─── Source data

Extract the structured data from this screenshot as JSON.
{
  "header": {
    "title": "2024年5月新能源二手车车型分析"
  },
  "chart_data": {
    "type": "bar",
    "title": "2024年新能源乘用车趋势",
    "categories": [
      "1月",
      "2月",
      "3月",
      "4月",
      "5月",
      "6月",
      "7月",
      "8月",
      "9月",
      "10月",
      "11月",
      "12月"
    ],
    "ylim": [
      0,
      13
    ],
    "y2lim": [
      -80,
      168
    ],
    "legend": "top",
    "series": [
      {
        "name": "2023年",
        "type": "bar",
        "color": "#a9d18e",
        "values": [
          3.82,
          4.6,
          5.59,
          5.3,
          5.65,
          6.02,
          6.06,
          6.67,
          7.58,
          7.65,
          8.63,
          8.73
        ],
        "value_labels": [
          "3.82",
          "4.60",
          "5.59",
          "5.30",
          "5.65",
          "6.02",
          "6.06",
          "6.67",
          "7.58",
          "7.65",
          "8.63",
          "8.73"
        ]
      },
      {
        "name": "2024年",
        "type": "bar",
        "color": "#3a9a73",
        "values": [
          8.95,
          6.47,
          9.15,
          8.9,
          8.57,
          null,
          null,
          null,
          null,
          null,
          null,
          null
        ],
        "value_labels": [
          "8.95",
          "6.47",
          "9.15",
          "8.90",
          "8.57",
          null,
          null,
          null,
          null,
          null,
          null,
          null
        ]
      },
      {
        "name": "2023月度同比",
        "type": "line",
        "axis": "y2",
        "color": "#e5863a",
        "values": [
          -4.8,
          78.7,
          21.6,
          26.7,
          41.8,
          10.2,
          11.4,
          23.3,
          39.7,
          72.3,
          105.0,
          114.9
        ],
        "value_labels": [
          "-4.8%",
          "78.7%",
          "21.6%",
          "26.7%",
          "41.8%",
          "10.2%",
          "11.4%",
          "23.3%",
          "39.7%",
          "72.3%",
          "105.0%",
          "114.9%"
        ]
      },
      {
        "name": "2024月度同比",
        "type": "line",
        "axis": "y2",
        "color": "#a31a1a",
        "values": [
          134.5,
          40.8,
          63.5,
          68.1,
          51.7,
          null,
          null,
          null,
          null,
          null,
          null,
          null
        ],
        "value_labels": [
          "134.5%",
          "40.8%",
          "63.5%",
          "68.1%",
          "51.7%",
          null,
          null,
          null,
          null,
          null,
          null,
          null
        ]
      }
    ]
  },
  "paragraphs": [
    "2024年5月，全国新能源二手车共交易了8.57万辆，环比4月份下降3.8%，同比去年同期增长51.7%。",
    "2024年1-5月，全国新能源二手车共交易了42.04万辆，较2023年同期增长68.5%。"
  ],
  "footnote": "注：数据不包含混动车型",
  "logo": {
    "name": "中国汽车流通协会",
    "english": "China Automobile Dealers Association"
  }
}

──────

_Stated problem_.
Give back all the data exactly as written.

_Exercise result_.
Extract the structured data from this screenshot as JSON.
{
  "header": {
    "title": "2024年5月新能源二手车车型分析"
  },
  "chart_data": {
    "type": "bar",
    "title": "2024年新能源乘用车趋势",
    "categories": [
      "1月",
      "2月",
      "3月",
      "4月",
      "5月",
      "6月",
      "7月",
      "8月",
      "9月",
      "10月",
      "11月",
      "12月"
    ],
    "ylim": [
      0,
      13
    ],
    "y2lim": [
      -80,
      168
    ],
    "legend": "top",
    "series": [
      {
        "name": "2023年",
        "type": "bar",
        "color": "#a9d18e",
        "values": [
          3.82,
          4.6,
          5.59,
          5.3,
          5.65,
          6.02,
          6.06,
          6.67,
          7.58,
          7.65,
          8.63,
          8.73
        ],
        "value_labels": [
          "3.82",
          "4.60",
          "5.59",
          "5.30",
          "5.65",
          "6.02",
          "6.06",
          "6.67",
          "7.58",
          "7.65",
          "8.63",
          "8.73"
        ]
      },
      {
        "name": "2024年",
        "type": "bar",
        "color": "#3a9a73",
        "values": [
          8.95,
          6.47,
          9.15,
          8.9,
          8.57,
          null,
          null,
          null,
          null,
          null,
          null,
          null
        ],
        "value_labels": [
          "8.95",
          "6.47",
          "9.15",
          "8.90",
          "8.57",
          null,
          null,
          null,
          null,
          null,
          null,
          null
        ]
      },
      {
        "name": "2023月度同比",
        "type": "line",
        "axis": "y2",
        "color": "#e5863a",
        "values": [
          -4.8,
          78.7,
          21.6,
          26.7,
          41.8,
          10.2,
          11.4,
          23.3,
          39.7,
          72.3,
          105.0,
          114.9
        ],
        "value_labels": [
          "-4.8%",
          "78.7%",
          "21.6%",
          "26.7%",
          "41.8%",
          "10.2%",
          "11.4%",
          "23.3%",
          "39.7%",
          "72.3%",
          "105.0%",
          "114.9%"
        ]
      },
      {
        "name": "2024月度同比",
        "type": "line",
        "axis": "y2",
        "color": "#a31a1a",
        "values": [
          134.5,
          40.8,
          63.5,
          68.1,
          51.7,
          null,
          null,
          null,
          null,
          null,
          null,
          null
        ],
        "value_labels": [
          "134.5%",
          "40.8%",
          "63.5%",
          "68.1%",
          "51.7%",
          null,
          null,
          null,
          null,
          null,
          null,
          null
        ]
      }
    ]
  },
  "paragraphs": [
    "2024年5月，全国新能源二手车共交易了8.57万辆，环比4月份下降3.8%，同比去年同期增长51.7%。",
    "2024年1-5月，全国新能源二手车共交易了42.04万辆，较2023年同期增长68.5%。"
  ],
  "footnote": "注：数据不包含混动车型",
  "logo": {
    "name": "中国汽车流通协会",
    "english": "China Automobile Dealers Association"
  }
}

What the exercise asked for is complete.